Items listed in a dataset:
<<<<

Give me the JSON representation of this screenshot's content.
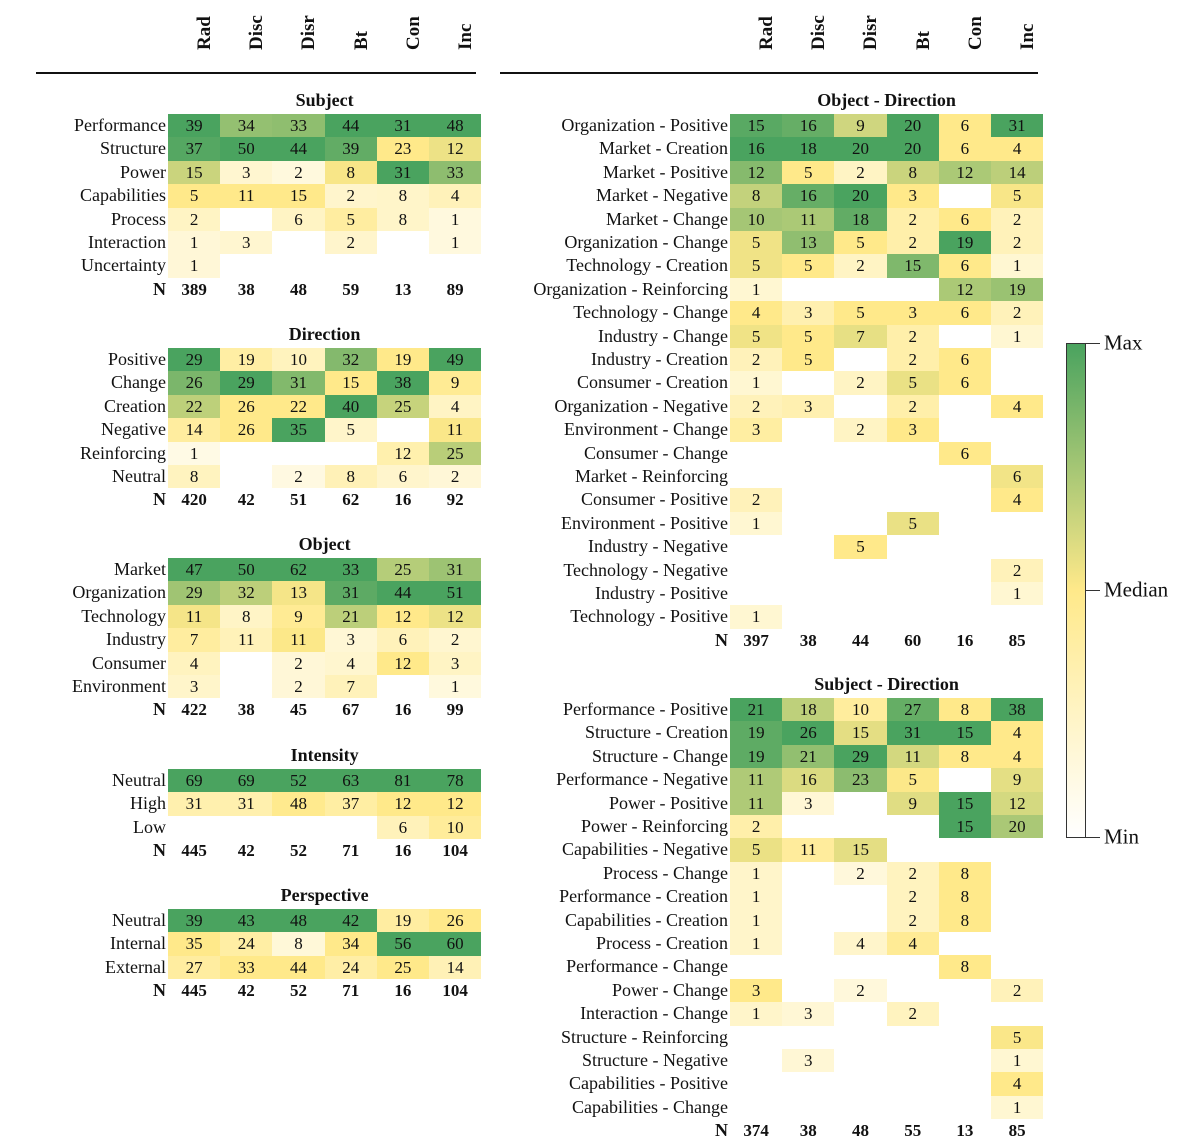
{
  "chart_data": {
    "type": "heatmap",
    "columns": [
      "Rad",
      "Disc",
      "Disr",
      "Bt",
      "Con",
      "Inc"
    ],
    "color_scale": {
      "max": "#4aa35f",
      "median": "#ffe98a",
      "min": "#ffffff"
    },
    "legend": {
      "max": "Max",
      "median": "Median",
      "min": "Min"
    },
    "n_label": "N",
    "left_panels": [
      {
        "title": "Subject",
        "rows": [
          {
            "label": "Performance",
            "values": [
              39,
              34,
              33,
              44,
              31,
              48
            ]
          },
          {
            "label": "Structure",
            "values": [
              37,
              50,
              44,
              39,
              23,
              12
            ]
          },
          {
            "label": "Power",
            "values": [
              15,
              3,
              2,
              8,
              31,
              33
            ]
          },
          {
            "label": "Capabilities",
            "values": [
              5,
              11,
              15,
              2,
              8,
              4
            ]
          },
          {
            "label": "Process",
            "values": [
              2,
              null,
              6,
              5,
              8,
              1
            ]
          },
          {
            "label": "Interaction",
            "values": [
              1,
              3,
              null,
              2,
              null,
              1
            ]
          },
          {
            "label": "Uncertainty",
            "values": [
              1,
              null,
              null,
              null,
              null,
              null
            ]
          }
        ],
        "n": [
          389,
          38,
          48,
          59,
          13,
          89
        ]
      },
      {
        "title": "Direction",
        "rows": [
          {
            "label": "Positive",
            "values": [
              29,
              19,
              10,
              32,
              19,
              49
            ]
          },
          {
            "label": "Change",
            "values": [
              26,
              29,
              31,
              15,
              38,
              9
            ]
          },
          {
            "label": "Creation",
            "values": [
              22,
              26,
              22,
              40,
              25,
              4
            ]
          },
          {
            "label": "Negative",
            "values": [
              14,
              26,
              35,
              5,
              null,
              11
            ]
          },
          {
            "label": "Reinforcing",
            "values": [
              1,
              null,
              null,
              null,
              12,
              25
            ]
          },
          {
            "label": "Neutral",
            "values": [
              8,
              null,
              2,
              8,
              6,
              2
            ]
          }
        ],
        "n": [
          420,
          42,
          51,
          62,
          16,
          92
        ]
      },
      {
        "title": "Object",
        "rows": [
          {
            "label": "Market",
            "values": [
              47,
              50,
              62,
              33,
              25,
              31
            ]
          },
          {
            "label": "Organization",
            "values": [
              29,
              32,
              13,
              31,
              44,
              51
            ]
          },
          {
            "label": "Technology",
            "values": [
              11,
              8,
              9,
              21,
              12,
              12
            ]
          },
          {
            "label": "Industry",
            "values": [
              7,
              11,
              11,
              3,
              6,
              2
            ]
          },
          {
            "label": "Consumer",
            "values": [
              4,
              null,
              2,
              4,
              12,
              3
            ]
          },
          {
            "label": "Environment",
            "values": [
              3,
              null,
              2,
              7,
              null,
              1
            ]
          }
        ],
        "n": [
          422,
          38,
          45,
          67,
          16,
          99
        ]
      },
      {
        "title": "Intensity",
        "rows": [
          {
            "label": "Neutral",
            "values": [
              69,
              69,
              52,
              63,
              81,
              78
            ]
          },
          {
            "label": "High",
            "values": [
              31,
              31,
              48,
              37,
              12,
              12
            ]
          },
          {
            "label": "Low",
            "values": [
              null,
              null,
              null,
              null,
              6,
              10
            ]
          }
        ],
        "n": [
          445,
          42,
          52,
          71,
          16,
          104
        ]
      },
      {
        "title": "Perspective",
        "rows": [
          {
            "label": "Neutral",
            "values": [
              39,
              43,
              48,
              42,
              19,
              26
            ]
          },
          {
            "label": "Internal",
            "values": [
              35,
              24,
              8,
              34,
              56,
              60
            ]
          },
          {
            "label": "External",
            "values": [
              27,
              33,
              44,
              24,
              25,
              14
            ]
          }
        ],
        "n": [
          445,
          42,
          52,
          71,
          16,
          104
        ]
      }
    ],
    "right_panels": [
      {
        "title": "Object - Direction",
        "rows": [
          {
            "label": "Organization - Positive",
            "values": [
              15,
              16,
              9,
              20,
              6,
              31
            ]
          },
          {
            "label": "Market - Creation",
            "values": [
              16,
              18,
              20,
              20,
              6,
              4
            ]
          },
          {
            "label": "Market - Positive",
            "values": [
              12,
              5,
              2,
              8,
              12,
              14
            ]
          },
          {
            "label": "Market - Negative",
            "values": [
              8,
              16,
              20,
              3,
              null,
              5
            ]
          },
          {
            "label": "Market - Change",
            "values": [
              10,
              11,
              18,
              2,
              6,
              2
            ]
          },
          {
            "label": "Organization - Change",
            "values": [
              5,
              13,
              5,
              2,
              19,
              2
            ]
          },
          {
            "label": "Technology - Creation",
            "values": [
              5,
              5,
              2,
              15,
              6,
              1
            ]
          },
          {
            "label": "Organization - Reinforcing",
            "values": [
              1,
              null,
              null,
              null,
              12,
              19
            ]
          },
          {
            "label": "Technology - Change",
            "values": [
              4,
              3,
              5,
              3,
              6,
              2
            ]
          },
          {
            "label": "Industry - Change",
            "values": [
              5,
              5,
              7,
              2,
              null,
              1
            ]
          },
          {
            "label": "Industry - Creation",
            "values": [
              2,
              5,
              null,
              2,
              6,
              null
            ]
          },
          {
            "label": "Consumer - Creation",
            "values": [
              1,
              null,
              2,
              5,
              6,
              null
            ]
          },
          {
            "label": "Organization - Negative",
            "values": [
              2,
              3,
              null,
              2,
              null,
              4
            ]
          },
          {
            "label": "Environment - Change",
            "values": [
              3,
              null,
              2,
              3,
              null,
              null
            ]
          },
          {
            "label": "Consumer - Change",
            "values": [
              null,
              null,
              null,
              null,
              6,
              null
            ]
          },
          {
            "label": "Market - Reinforcing",
            "values": [
              null,
              null,
              null,
              null,
              null,
              6
            ]
          },
          {
            "label": "Consumer - Positive",
            "values": [
              2,
              null,
              null,
              null,
              null,
              4
            ]
          },
          {
            "label": "Environment - Positive",
            "values": [
              1,
              null,
              null,
              5,
              null,
              null
            ]
          },
          {
            "label": "Industry - Negative",
            "values": [
              null,
              null,
              5,
              null,
              null,
              null
            ]
          },
          {
            "label": "Technology - Negative",
            "values": [
              null,
              null,
              null,
              null,
              null,
              2
            ]
          },
          {
            "label": "Industry - Positive",
            "values": [
              null,
              null,
              null,
              null,
              null,
              1
            ]
          },
          {
            "label": "Technology - Positive",
            "values": [
              1,
              null,
              null,
              null,
              null,
              null
            ]
          }
        ],
        "n": [
          397,
          38,
          44,
          60,
          16,
          85
        ]
      },
      {
        "title": "Subject - Direction",
        "rows": [
          {
            "label": "Performance - Positive",
            "values": [
              21,
              18,
              10,
              27,
              8,
              38
            ]
          },
          {
            "label": "Structure - Creation",
            "values": [
              19,
              26,
              15,
              31,
              15,
              4
            ]
          },
          {
            "label": "Structure - Change",
            "values": [
              19,
              21,
              29,
              11,
              8,
              4
            ]
          },
          {
            "label": "Performance - Negative",
            "values": [
              11,
              16,
              23,
              5,
              null,
              9
            ]
          },
          {
            "label": "Power - Positive",
            "values": [
              11,
              3,
              null,
              9,
              15,
              12
            ]
          },
          {
            "label": "Power - Reinforcing",
            "values": [
              2,
              null,
              null,
              null,
              15,
              20
            ]
          },
          {
            "label": "Capabilities - Negative",
            "values": [
              5,
              11,
              15,
              null,
              null,
              null
            ]
          },
          {
            "label": "Process - Change",
            "values": [
              1,
              null,
              2,
              2,
              8,
              null
            ]
          },
          {
            "label": "Performance - Creation",
            "values": [
              1,
              null,
              null,
              2,
              8,
              null
            ]
          },
          {
            "label": "Capabilities - Creation",
            "values": [
              1,
              null,
              null,
              2,
              8,
              null
            ]
          },
          {
            "label": "Process - Creation",
            "values": [
              1,
              null,
              4,
              4,
              null,
              null
            ]
          },
          {
            "label": "Performance - Change",
            "values": [
              null,
              null,
              null,
              null,
              8,
              null
            ]
          },
          {
            "label": "Power - Change",
            "values": [
              3,
              null,
              2,
              null,
              null,
              2
            ]
          },
          {
            "label": "Interaction - Change",
            "values": [
              1,
              3,
              null,
              2,
              null,
              null
            ]
          },
          {
            "label": "Structure - Reinforcing",
            "values": [
              null,
              null,
              null,
              null,
              null,
              5
            ]
          },
          {
            "label": "Structure - Negative",
            "values": [
              null,
              3,
              null,
              null,
              null,
              1
            ]
          },
          {
            "label": "Capabilities - Positive",
            "values": [
              null,
              null,
              null,
              null,
              null,
              4
            ]
          },
          {
            "label": "Capabilities - Change",
            "values": [
              null,
              null,
              null,
              null,
              null,
              1
            ]
          }
        ],
        "n": [
          374,
          38,
          48,
          55,
          13,
          85
        ]
      }
    ]
  }
}
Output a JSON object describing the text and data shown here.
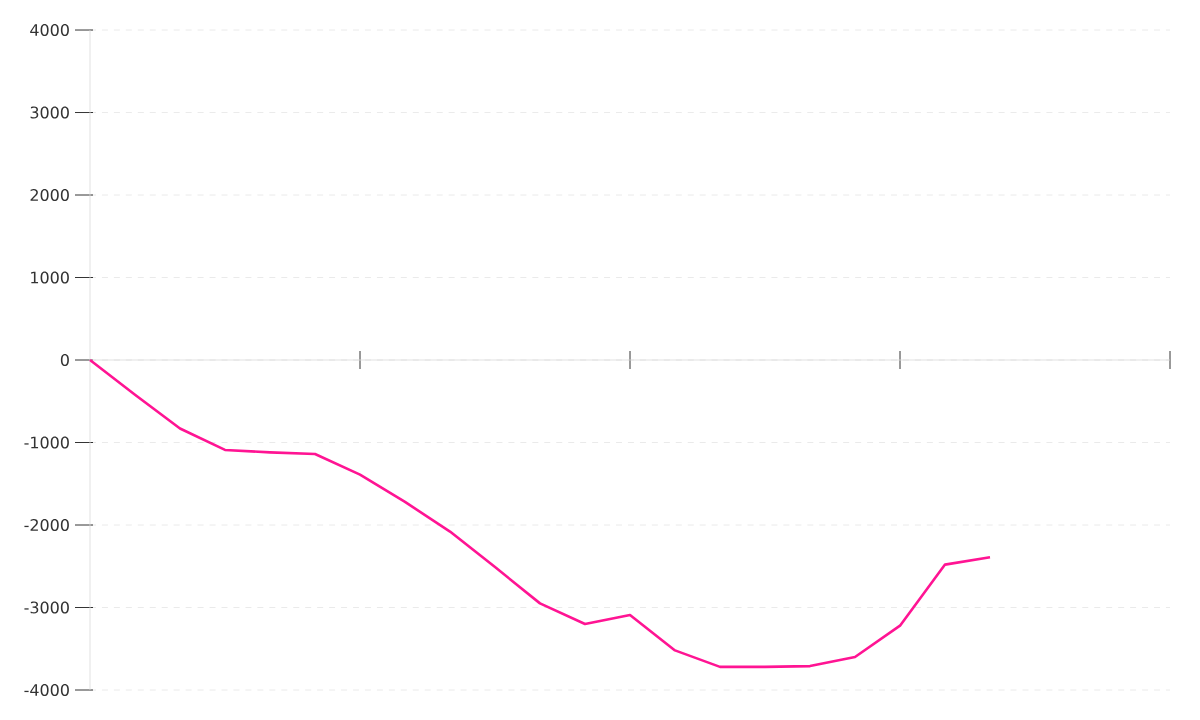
{
  "chart_data": {
    "type": "line",
    "categories": [
      null,
      null,
      null,
      null,
      null,
      null,
      null,
      null,
      null,
      null,
      null,
      null,
      null,
      null,
      null,
      null,
      null,
      null,
      null,
      null,
      null,
      null,
      null,
      null,
      null
    ],
    "series": [
      {
        "color": "#ff1493",
        "values": [
          0,
          -420,
          -830,
          -1090,
          -1120,
          -1140,
          -1390,
          -1720,
          -2080,
          -2510,
          -2950,
          -3200,
          -3090,
          -3520,
          -3720,
          -3720,
          -3710,
          -3600,
          -3220,
          -2480,
          -2390,
          null,
          null,
          null,
          null
        ]
      }
    ],
    "ylim": [
      -4000,
      4000
    ],
    "yticks": [
      -4000,
      -3000,
      -2000,
      -1000,
      0,
      1000,
      2000,
      3000,
      4000
    ],
    "grid": "y",
    "marker": "none",
    "line_style": "solid"
  }
}
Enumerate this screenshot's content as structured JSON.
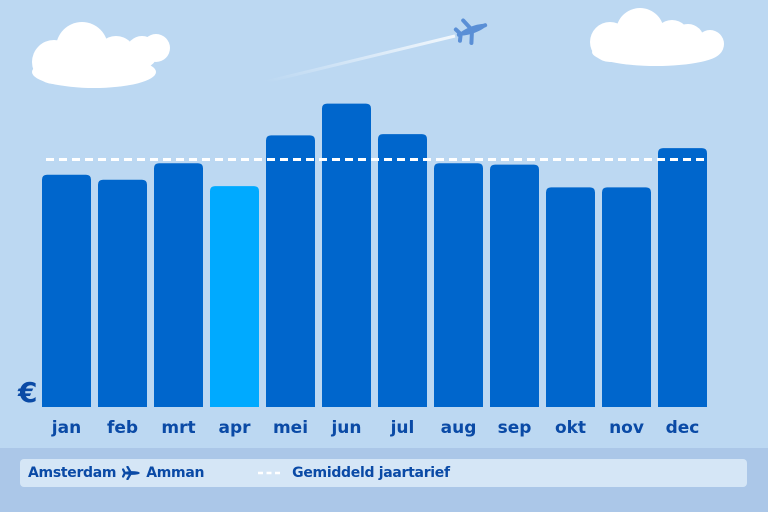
{
  "chart_data": {
    "type": "bar",
    "categories": [
      "jan",
      "feb",
      "mrt",
      "apr",
      "mei",
      "jun",
      "jul",
      "aug",
      "sep",
      "okt",
      "nov",
      "dec"
    ],
    "values": [
      183,
      179,
      192,
      174,
      214,
      239,
      215,
      192,
      191,
      173,
      173,
      204
    ],
    "highlight_index": 3,
    "average": 195,
    "ylim": [
      0,
      260
    ],
    "y_axis_symbol": "€",
    "grid": false,
    "legend_position": "bottom",
    "colors": {
      "bar": "#0066cc",
      "bar_highlight": "#00aaff",
      "average_line": "#ffffff",
      "label": "#0a4aa6"
    }
  },
  "legend": {
    "origin": "Amsterdam",
    "destination": "Amman",
    "average_label": "Gemiddeld jaartarief"
  },
  "icons": {
    "sky_plane": "airplane-icon",
    "legend_plane": "airplane-icon",
    "avg_marker": "dashed-line-icon"
  }
}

>>>>

Find the string "Process" in the listing and return every line that holds it.

            "label": "Process",
            "label": "Process - Change",
            "label": "Process - Creation",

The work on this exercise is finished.